## GIVEN DATA
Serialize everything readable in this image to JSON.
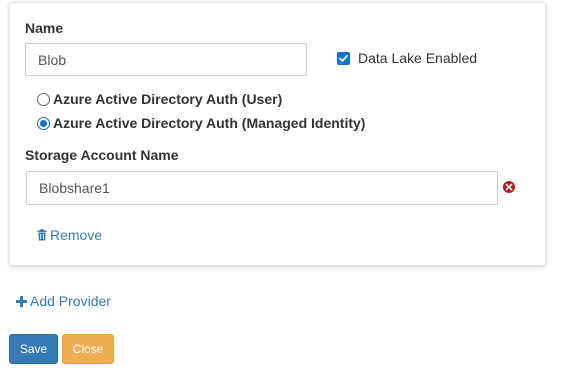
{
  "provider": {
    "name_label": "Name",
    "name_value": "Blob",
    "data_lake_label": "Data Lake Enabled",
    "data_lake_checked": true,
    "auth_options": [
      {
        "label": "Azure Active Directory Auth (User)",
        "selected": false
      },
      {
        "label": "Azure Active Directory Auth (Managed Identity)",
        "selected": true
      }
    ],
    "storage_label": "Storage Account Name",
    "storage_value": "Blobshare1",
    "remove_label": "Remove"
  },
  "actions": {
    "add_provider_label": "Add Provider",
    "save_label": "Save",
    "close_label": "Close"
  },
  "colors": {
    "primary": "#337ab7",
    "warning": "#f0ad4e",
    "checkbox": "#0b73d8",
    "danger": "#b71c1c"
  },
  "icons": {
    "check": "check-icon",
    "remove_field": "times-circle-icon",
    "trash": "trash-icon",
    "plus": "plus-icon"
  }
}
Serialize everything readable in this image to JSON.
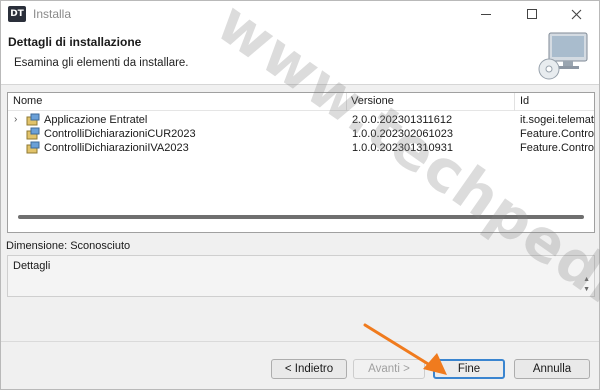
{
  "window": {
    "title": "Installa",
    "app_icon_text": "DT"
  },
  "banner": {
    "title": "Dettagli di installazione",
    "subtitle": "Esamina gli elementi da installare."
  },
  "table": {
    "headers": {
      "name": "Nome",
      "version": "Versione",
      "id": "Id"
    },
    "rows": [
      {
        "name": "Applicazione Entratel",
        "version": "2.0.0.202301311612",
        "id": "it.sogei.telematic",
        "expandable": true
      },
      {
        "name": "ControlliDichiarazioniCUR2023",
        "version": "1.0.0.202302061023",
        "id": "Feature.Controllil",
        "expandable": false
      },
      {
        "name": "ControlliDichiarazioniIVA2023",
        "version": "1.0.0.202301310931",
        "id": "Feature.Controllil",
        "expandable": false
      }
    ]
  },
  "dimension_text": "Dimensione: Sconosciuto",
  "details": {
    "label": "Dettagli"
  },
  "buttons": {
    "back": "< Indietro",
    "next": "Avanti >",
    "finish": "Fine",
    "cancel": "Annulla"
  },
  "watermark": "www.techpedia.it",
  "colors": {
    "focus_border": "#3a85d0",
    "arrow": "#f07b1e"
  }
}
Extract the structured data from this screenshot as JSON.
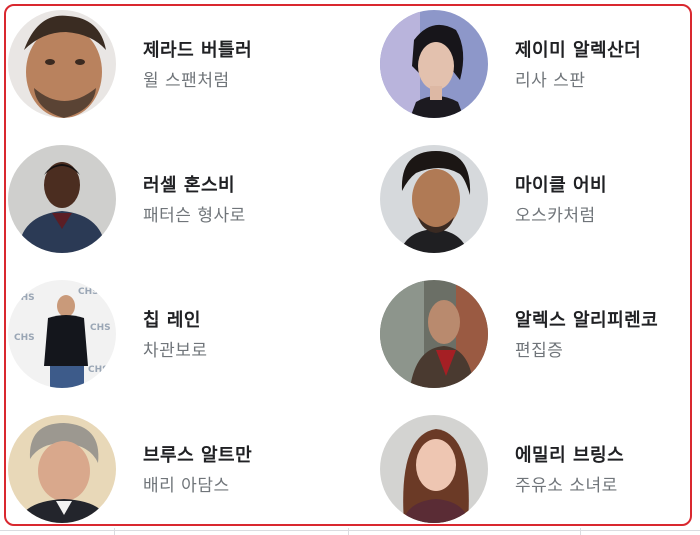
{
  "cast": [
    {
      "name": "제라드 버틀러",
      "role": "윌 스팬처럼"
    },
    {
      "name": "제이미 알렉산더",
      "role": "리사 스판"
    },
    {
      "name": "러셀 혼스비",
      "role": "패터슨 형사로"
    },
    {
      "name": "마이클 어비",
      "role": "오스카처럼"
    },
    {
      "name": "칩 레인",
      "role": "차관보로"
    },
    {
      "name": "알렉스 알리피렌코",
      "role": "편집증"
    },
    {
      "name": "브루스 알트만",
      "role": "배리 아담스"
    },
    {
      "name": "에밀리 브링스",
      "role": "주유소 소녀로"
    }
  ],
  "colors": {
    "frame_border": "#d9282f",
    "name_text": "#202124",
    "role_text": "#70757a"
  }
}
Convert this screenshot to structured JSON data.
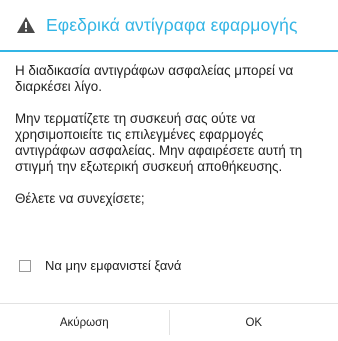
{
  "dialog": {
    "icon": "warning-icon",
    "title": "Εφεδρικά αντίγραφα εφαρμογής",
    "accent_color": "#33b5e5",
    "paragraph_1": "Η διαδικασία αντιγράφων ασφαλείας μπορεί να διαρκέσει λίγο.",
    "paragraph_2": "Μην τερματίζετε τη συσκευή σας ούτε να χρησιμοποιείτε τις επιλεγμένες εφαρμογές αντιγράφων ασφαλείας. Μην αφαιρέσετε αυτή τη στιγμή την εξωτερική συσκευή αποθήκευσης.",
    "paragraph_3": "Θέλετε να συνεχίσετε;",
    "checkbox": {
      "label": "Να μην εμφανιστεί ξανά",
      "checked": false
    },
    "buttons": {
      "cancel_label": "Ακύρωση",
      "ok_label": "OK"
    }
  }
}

## SET PROBLEM
Without the pictures, print the whole listing exactly as given.

## SOLUTION TO THIS TASK
Serialize everything readable in this image to JSON.
{
  "provider": {
    "name_label": "Name",
    "name_value": "Blob",
    "data_lake_label": "Data Lake Enabled",
    "data_lake_checked": true,
    "auth_options": [
      {
        "label": "Azure Active Directory Auth (User)",
        "selected": false
      },
      {
        "label": "Azure Active Directory Auth (Managed Identity)",
        "selected": true
      }
    ],
    "storage_label": "Storage Account Name",
    "storage_value": "Blobshare1",
    "remove_label": "Remove"
  },
  "actions": {
    "add_provider_label": "Add Provider",
    "save_label": "Save",
    "close_label": "Close"
  },
  "colors": {
    "primary": "#337ab7",
    "warning": "#f0ad4e",
    "checkbox": "#0b73d8",
    "danger": "#b71c1c"
  },
  "icons": {
    "check": "check-icon",
    "remove_field": "times-circle-icon",
    "trash": "trash-icon",
    "plus": "plus-icon"
  }
}
Serialize everything readable in this image to JSON.
{
  "window": {
    "title": "Installa",
    "app_icon_text": "DT"
  },
  "banner": {
    "title": "Dettagli di installazione",
    "subtitle": "Esamina gli elementi da installare."
  },
  "table": {
    "headers": {
      "name": "Nome",
      "version": "Versione",
      "id": "Id"
    },
    "rows": [
      {
        "name": "Applicazione Entratel",
        "version": "2.0.0.202301311612",
        "id": "it.sogei.telematic",
        "expandable": true
      },
      {
        "name": "ControlliDichiarazioniCUR2023",
        "version": "1.0.0.202302061023",
        "id": "Feature.Controllil",
        "expandable": false
      },
      {
        "name": "ControlliDichiarazioniIVA2023",
        "version": "1.0.0.202301310931",
        "id": "Feature.Controllil",
        "expandable": false
      }
    ]
  },
  "dimension_text": "Dimensione: Sconosciuto",
  "details": {
    "label": "Dettagli"
  },
  "buttons": {
    "back": "< Indietro",
    "next": "Avanti >",
    "finish": "Fine",
    "cancel": "Annulla"
  },
  "watermark": "www.techpedia.it",
  "colors": {
    "focus_border": "#3a85d0",
    "arrow": "#f07b1e"
  }
}
Extract the structured data from this screenshot as JSON.
{
  "cast": [
    {
      "name": "제라드 버틀러",
      "role": "윌 스팬처럼"
    },
    {
      "name": "제이미 알렉산더",
      "role": "리사 스판"
    },
    {
      "name": "러셀 혼스비",
      "role": "패터슨 형사로"
    },
    {
      "name": "마이클 어비",
      "role": "오스카처럼"
    },
    {
      "name": "칩 레인",
      "role": "차관보로"
    },
    {
      "name": "알렉스 알리피렌코",
      "role": "편집증"
    },
    {
      "name": "브루스 알트만",
      "role": "배리 아담스"
    },
    {
      "name": "에밀리 브링스",
      "role": "주유소 소녀로"
    }
  ],
  "colors": {
    "frame_border": "#d9282f",
    "name_text": "#202124",
    "role_text": "#70757a"
  }
}
Convert this screenshot to structured JSON data.
{
  "dialog": {
    "icon": "warning-icon",
    "title": "Εφεδρικά αντίγραφα εφαρμογής",
    "accent_color": "#33b5e5",
    "paragraph_1": "Η διαδικασία αντιγράφων ασφαλείας μπορεί να διαρκέσει λίγο.",
    "paragraph_2": "Μην τερματίζετε τη συσκευή σας ούτε να χρησιμοποιείτε τις επιλεγμένες εφαρμογές αντιγράφων ασφαλείας. Μην αφαιρέσετε αυτή τη στιγμή την εξωτερική συσκευή αποθήκευσης.",
    "paragraph_3": "Θέλετε να συνεχίσετε;",
    "checkbox": {
      "label": "Να μην εμφανιστεί ξανά",
      "checked": false
    },
    "buttons": {
      "cancel_label": "Ακύρωση",
      "ok_label": "OK"
    }
  }
}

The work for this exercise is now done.